[Challenges]
a. From the article on the advertising industry, extract the passage starting with "THE advertising industry is" and going on through "the advertising fraternity.".
b. Rewrite the paragraph of the advertising industry article that begins "According to industry estimates compiled" as a short list that keeps its main facts.

[Page text]
THE advertising industry is all smiles this New Year. "Finally the market is looking bullish," said Mr Sandeep Vij, President, Optimum Media Solutions (OMS), indicating the optimism of the advertising fraternity.

It's been quite a landmark year for the advertising industry that crossed the Rs 10,000-crore mark thanks to a good monsoon, booming stock markets and a growing economy. After experiencing flat growth in the previous year, the industry is on a revival mode with an 8-10 per cent growth rate.

According to industry estimates compiled by research agency TAM India, in 2003, the total size of the industry is Rs 10,300 crore compared to Rs 9,509 crore in the previous year. Television had a 42 per cent share with spends of Rs 4,300 crore and press garnered 45 per cent of the pie with advertising of Rs 4,660 crore. And the party is expected to continue in 2004 as well.

"This size of the advertising market crossed the Rs 10,000-crore mark and the categories which stormed include two-wheelers, telecom service companies, soft drinks and fast moving consumer goods leading the pack," said Mr Atul Phadnis, Director, S-Group, TAM India.

Element location data
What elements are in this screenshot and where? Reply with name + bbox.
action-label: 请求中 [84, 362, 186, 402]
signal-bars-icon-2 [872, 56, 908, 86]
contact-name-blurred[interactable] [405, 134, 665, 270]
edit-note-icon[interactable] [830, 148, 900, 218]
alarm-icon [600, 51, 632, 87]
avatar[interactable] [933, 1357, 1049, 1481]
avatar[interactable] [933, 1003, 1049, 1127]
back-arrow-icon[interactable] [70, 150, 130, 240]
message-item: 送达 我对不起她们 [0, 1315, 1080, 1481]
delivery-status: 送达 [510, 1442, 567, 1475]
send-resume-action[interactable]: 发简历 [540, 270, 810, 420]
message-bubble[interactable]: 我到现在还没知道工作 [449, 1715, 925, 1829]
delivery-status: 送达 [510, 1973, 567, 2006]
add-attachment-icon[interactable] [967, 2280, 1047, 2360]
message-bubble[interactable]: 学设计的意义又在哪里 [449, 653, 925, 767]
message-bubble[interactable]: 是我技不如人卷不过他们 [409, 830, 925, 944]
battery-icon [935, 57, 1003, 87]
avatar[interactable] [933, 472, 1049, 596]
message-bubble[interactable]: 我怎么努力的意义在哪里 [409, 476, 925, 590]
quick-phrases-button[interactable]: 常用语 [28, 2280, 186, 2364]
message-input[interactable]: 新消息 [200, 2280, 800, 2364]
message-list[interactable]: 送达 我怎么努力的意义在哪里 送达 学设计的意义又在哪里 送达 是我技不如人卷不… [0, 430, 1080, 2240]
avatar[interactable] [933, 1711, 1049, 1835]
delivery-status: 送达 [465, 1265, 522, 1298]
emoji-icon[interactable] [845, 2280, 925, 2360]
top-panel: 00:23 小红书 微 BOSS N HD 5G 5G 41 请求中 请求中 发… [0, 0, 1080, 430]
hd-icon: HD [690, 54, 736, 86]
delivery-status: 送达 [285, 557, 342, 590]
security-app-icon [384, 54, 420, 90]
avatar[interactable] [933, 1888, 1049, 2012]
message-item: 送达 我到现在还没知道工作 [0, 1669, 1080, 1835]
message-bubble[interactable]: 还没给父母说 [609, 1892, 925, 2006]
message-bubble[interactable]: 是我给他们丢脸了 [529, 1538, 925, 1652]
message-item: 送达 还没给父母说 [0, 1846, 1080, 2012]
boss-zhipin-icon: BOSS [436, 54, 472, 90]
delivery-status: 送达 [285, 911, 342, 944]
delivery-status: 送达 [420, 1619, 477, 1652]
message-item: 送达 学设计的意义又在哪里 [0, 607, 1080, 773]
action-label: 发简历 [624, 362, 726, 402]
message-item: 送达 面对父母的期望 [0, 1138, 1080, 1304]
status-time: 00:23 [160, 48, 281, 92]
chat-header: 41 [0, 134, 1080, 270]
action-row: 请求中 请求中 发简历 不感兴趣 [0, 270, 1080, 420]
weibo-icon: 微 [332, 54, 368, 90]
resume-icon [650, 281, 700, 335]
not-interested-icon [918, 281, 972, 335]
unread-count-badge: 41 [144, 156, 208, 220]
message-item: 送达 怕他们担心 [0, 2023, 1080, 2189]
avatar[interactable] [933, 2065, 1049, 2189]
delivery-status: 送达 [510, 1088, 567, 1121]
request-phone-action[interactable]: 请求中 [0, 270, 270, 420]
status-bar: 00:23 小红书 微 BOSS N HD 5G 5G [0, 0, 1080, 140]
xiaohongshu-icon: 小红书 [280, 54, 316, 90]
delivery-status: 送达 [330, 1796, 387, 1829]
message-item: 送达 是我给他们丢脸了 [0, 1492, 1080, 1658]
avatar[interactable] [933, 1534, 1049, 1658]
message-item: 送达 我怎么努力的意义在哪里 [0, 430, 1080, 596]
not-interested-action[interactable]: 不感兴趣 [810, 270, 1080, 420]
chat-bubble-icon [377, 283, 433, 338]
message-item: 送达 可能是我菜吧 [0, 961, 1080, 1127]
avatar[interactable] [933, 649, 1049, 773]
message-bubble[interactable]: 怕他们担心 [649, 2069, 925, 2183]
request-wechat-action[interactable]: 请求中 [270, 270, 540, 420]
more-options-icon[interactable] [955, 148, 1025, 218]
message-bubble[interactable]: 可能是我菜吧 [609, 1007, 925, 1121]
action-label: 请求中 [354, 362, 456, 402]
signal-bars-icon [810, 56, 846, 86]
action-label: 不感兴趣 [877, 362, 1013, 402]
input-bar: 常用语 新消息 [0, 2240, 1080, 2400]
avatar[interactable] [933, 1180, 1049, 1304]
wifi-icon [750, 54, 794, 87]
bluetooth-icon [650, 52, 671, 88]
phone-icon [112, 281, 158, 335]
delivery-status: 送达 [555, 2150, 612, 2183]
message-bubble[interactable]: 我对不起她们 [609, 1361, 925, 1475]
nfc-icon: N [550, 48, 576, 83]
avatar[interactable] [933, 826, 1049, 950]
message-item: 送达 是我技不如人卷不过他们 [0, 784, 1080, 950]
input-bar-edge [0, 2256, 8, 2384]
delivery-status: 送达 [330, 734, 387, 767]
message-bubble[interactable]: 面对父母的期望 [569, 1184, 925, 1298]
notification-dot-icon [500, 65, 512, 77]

[Answers for the exercise]
a.
THE advertising industry is all smiles this New Year. "Finally the market is looking bullish," said Mr Sandeep Vij, President, Optimum Media Solutions (OMS), indicating the optimism of the advertising fraternity.

b.
- Source: industry estimates compiled by research agency TAM India
- Industry size in 2003: Rs 10,300 crore, up from Rs 9,509 crore the previous year
- Television: 42 percent share, with spends of Rs 4,300 crore
- Press: 45 percent share, with advertising of Rs 4,660 crore
- Outlook: growth expected to continue in 2004